**AIM OF THE EXERCISE**
Report, word for word, every line of the material that contains "values".

________________________

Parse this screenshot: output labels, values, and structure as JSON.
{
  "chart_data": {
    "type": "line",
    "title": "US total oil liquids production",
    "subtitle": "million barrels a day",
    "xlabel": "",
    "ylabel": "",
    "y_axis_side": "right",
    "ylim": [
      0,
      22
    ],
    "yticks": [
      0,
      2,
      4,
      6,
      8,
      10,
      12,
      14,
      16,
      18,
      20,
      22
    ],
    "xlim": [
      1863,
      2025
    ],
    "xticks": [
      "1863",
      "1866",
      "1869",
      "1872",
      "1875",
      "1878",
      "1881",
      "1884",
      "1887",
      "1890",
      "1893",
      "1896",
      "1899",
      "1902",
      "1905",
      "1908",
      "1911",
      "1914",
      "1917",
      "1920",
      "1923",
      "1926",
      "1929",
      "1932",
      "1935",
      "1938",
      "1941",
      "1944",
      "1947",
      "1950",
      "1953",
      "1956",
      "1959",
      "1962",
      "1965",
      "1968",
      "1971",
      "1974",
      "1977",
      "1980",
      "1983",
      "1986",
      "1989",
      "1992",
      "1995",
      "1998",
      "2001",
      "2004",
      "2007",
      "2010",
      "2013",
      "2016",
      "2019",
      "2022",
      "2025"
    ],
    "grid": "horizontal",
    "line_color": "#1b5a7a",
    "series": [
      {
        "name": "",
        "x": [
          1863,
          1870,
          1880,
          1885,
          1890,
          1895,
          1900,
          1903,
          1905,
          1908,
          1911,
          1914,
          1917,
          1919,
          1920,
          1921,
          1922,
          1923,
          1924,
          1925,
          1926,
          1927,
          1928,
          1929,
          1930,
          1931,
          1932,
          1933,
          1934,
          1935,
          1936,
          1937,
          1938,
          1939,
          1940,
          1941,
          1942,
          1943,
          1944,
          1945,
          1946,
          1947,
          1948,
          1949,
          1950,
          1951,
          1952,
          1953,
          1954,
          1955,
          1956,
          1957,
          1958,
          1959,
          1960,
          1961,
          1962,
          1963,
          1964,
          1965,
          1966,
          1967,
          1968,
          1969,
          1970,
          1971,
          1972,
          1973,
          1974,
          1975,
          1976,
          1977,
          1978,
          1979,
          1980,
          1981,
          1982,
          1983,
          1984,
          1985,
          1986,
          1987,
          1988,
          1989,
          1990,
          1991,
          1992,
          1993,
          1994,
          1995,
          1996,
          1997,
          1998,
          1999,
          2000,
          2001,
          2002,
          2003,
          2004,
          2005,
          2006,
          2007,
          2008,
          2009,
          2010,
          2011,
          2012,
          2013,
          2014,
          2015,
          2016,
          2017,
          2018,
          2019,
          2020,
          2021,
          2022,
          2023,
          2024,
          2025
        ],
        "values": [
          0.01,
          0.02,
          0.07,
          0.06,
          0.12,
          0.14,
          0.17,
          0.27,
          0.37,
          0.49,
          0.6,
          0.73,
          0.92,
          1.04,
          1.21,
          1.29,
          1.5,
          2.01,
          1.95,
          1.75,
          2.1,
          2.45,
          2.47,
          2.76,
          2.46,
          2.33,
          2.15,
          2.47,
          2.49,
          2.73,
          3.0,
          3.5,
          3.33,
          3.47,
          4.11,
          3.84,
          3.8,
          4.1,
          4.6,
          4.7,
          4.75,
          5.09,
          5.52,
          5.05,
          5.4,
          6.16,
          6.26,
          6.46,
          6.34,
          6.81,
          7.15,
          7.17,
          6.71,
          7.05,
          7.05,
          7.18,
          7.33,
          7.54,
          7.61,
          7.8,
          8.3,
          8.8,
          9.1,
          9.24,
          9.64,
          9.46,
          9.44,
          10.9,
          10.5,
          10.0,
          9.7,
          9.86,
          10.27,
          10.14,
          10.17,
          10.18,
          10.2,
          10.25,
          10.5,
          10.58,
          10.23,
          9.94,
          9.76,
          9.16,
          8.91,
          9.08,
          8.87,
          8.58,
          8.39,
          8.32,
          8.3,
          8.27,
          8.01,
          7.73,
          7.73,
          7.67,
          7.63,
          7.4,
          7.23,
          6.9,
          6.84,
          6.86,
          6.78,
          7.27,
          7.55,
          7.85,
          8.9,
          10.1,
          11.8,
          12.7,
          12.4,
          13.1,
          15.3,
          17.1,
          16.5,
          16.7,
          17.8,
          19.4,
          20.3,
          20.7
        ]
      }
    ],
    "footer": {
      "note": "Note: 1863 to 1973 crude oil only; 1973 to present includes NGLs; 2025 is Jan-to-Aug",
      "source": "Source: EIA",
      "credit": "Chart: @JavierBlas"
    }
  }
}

________________________

**TASK OUTPUT**
Parse this screenshot: output labels, values, and structure as JSON.
        "values": [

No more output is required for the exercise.